• DATA SUPPLIED:
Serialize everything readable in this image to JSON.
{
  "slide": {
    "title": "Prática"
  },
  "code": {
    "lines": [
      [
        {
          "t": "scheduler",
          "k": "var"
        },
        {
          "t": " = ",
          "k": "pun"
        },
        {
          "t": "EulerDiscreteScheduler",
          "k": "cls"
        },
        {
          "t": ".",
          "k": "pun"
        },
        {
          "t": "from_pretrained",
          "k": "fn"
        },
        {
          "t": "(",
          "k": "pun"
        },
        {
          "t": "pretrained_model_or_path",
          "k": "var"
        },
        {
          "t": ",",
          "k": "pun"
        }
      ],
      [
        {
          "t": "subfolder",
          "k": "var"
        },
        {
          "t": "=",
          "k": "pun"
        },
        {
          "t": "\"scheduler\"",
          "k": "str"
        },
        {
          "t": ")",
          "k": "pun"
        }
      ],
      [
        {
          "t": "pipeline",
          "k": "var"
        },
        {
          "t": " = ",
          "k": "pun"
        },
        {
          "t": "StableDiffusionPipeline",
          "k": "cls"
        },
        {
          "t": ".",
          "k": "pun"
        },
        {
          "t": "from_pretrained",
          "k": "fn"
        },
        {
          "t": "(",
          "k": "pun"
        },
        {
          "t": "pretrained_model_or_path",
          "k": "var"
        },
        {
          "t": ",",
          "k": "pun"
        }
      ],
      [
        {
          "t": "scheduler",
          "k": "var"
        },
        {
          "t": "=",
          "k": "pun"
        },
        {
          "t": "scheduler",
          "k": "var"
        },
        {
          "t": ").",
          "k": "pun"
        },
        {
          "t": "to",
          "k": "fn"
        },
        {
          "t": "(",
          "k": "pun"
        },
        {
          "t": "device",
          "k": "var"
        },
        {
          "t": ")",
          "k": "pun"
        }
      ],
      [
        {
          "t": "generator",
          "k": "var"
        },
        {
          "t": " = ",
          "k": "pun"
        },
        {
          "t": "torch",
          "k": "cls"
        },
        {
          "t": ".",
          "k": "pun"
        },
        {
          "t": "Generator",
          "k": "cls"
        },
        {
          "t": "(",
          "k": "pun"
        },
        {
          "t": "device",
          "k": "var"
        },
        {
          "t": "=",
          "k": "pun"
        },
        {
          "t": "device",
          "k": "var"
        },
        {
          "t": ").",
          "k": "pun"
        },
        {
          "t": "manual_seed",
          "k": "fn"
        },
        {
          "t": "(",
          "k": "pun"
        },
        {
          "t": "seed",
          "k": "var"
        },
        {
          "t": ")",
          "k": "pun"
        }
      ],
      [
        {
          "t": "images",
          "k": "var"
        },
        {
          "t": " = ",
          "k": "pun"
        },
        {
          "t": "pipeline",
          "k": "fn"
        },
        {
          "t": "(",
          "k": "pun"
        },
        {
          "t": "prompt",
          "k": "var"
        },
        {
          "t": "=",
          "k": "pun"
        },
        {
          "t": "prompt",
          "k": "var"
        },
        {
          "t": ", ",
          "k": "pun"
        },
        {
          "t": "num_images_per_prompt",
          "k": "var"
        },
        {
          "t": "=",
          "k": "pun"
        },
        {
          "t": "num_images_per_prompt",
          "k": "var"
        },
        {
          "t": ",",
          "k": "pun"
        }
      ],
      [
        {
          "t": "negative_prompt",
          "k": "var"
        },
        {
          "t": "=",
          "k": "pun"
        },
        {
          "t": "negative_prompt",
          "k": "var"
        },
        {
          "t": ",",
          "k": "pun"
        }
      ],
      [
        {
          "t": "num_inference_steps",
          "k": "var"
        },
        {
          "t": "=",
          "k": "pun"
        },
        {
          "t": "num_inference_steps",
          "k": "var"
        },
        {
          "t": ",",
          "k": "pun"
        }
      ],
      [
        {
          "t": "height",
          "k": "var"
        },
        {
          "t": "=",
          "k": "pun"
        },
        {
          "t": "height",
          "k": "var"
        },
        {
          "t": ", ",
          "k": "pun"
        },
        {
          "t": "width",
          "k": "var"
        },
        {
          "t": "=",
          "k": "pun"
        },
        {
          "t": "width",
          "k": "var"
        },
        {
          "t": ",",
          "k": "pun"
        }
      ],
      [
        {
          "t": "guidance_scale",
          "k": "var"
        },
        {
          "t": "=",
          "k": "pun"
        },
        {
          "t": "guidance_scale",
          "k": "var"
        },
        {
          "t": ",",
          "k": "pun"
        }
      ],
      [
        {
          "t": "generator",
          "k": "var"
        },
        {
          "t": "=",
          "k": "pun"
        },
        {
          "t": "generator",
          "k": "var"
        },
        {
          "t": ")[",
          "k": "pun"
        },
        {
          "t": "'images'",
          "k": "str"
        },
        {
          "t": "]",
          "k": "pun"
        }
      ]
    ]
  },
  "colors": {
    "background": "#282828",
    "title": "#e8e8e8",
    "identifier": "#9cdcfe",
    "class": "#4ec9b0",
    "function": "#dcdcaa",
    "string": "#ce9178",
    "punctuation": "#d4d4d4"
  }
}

• WRITTEN REQUEST: Write out every entry above, word for word.

• COMPLETED EXERCISE:
Serialize everything readable in this image to JSON.
{
  "slide": {
    "title": "Prática"
  },
  "code": {
    "lines": [
      [
        {
          "t": "scheduler",
          "k": "var"
        },
        {
          "t": " = ",
          "k": "pun"
        },
        {
          "t": "EulerDiscreteScheduler",
          "k": "cls"
        },
        {
          "t": ".",
          "k": "pun"
        },
        {
          "t": "from_pretrained",
          "k": "fn"
        },
        {
          "t": "(",
          "k": "pun"
        },
        {
          "t": "pretrained_model_or_path",
          "k": "var"
        },
        {
          "t": ",",
          "k": "pun"
        }
      ],
      [
        {
          "t": "subfolder",
          "k": "var"
        },
        {
          "t": "=",
          "k": "pun"
        },
        {
          "t": "\"scheduler\"",
          "k": "str"
        },
        {
          "t": ")",
          "k": "pun"
        }
      ],
      [
        {
          "t": "pipeline",
          "k": "var"
        },
        {
          "t": " = ",
          "k": "pun"
        },
        {
          "t": "StableDiffusionPipeline",
          "k": "cls"
        },
        {
          "t": ".",
          "k": "pun"
        },
        {
          "t": "from_pretrained",
          "k": "fn"
        },
        {
          "t": "(",
          "k": "pun"
        },
        {
          "t": "pretrained_model_or_path",
          "k": "var"
        },
        {
          "t": ",",
          "k": "pun"
        }
      ],
      [
        {
          "t": "scheduler",
          "k": "var"
        },
        {
          "t": "=",
          "k": "pun"
        },
        {
          "t": "scheduler",
          "k": "var"
        },
        {
          "t": ").",
          "k": "pun"
        },
        {
          "t": "to",
          "k": "fn"
        },
        {
          "t": "(",
          "k": "pun"
        },
        {
          "t": "device",
          "k": "var"
        },
        {
          "t": ")",
          "k": "pun"
        }
      ],
      [
        {
          "t": "generator",
          "k": "var"
        },
        {
          "t": " = ",
          "k": "pun"
        },
        {
          "t": "torch",
          "k": "cls"
        },
        {
          "t": ".",
          "k": "pun"
        },
        {
          "t": "Generator",
          "k": "cls"
        },
        {
          "t": "(",
          "k": "pun"
        },
        {
          "t": "device",
          "k": "var"
        },
        {
          "t": "=",
          "k": "pun"
        },
        {
          "t": "device",
          "k": "var"
        },
        {
          "t": ").",
          "k": "pun"
        },
        {
          "t": "manual_seed",
          "k": "fn"
        },
        {
          "t": "(",
          "k": "pun"
        },
        {
          "t": "seed",
          "k": "var"
        },
        {
          "t": ")",
          "k": "pun"
        }
      ],
      [
        {
          "t": "images",
          "k": "var"
        },
        {
          "t": " = ",
          "k": "pun"
        },
        {
          "t": "pipeline",
          "k": "fn"
        },
        {
          "t": "(",
          "k": "pun"
        },
        {
          "t": "prompt",
          "k": "var"
        },
        {
          "t": "=",
          "k": "pun"
        },
        {
          "t": "prompt",
          "k": "var"
        },
        {
          "t": ", ",
          "k": "pun"
        },
        {
          "t": "num_images_per_prompt",
          "k": "var"
        },
        {
          "t": "=",
          "k": "pun"
        },
        {
          "t": "num_images_per_prompt",
          "k": "var"
        },
        {
          "t": ",",
          "k": "pun"
        }
      ],
      [
        {
          "t": "negative_prompt",
          "k": "var"
        },
        {
          "t": "=",
          "k": "pun"
        },
        {
          "t": "negative_prompt",
          "k": "var"
        },
        {
          "t": ",",
          "k": "pun"
        }
      ],
      [
        {
          "t": "num_inference_steps",
          "k": "var"
        },
        {
          "t": "=",
          "k": "pun"
        },
        {
          "t": "num_inference_steps",
          "k": "var"
        },
        {
          "t": ",",
          "k": "pun"
        }
      ],
      [
        {
          "t": "height",
          "k": "var"
        },
        {
          "t": "=",
          "k": "pun"
        },
        {
          "t": "height",
          "k": "var"
        },
        {
          "t": ", ",
          "k": "pun"
        },
        {
          "t": "width",
          "k": "var"
        },
        {
          "t": "=",
          "k": "pun"
        },
        {
          "t": "width",
          "k": "var"
        },
        {
          "t": ",",
          "k": "pun"
        }
      ],
      [
        {
          "t": "guidance_scale",
          "k": "var"
        },
        {
          "t": "=",
          "k": "pun"
        },
        {
          "t": "guidance_scale",
          "k": "var"
        },
        {
          "t": ",",
          "k": "pun"
        }
      ],
      [
        {
          "t": "generator",
          "k": "var"
        },
        {
          "t": "=",
          "k": "pun"
        },
        {
          "t": "generator",
          "k": "var"
        },
        {
          "t": ")[",
          "k": "pun"
        },
        {
          "t": "'images'",
          "k": "str"
        },
        {
          "t": "]",
          "k": "pun"
        }
      ]
    ]
  },
  "colors": {
    "background": "#282828",
    "title": "#e8e8e8",
    "identifier": "#9cdcfe",
    "class": "#4ec9b0",
    "function": "#dcdcaa",
    "string": "#ce9178",
    "punctuation": "#d4d4d4"
  }
}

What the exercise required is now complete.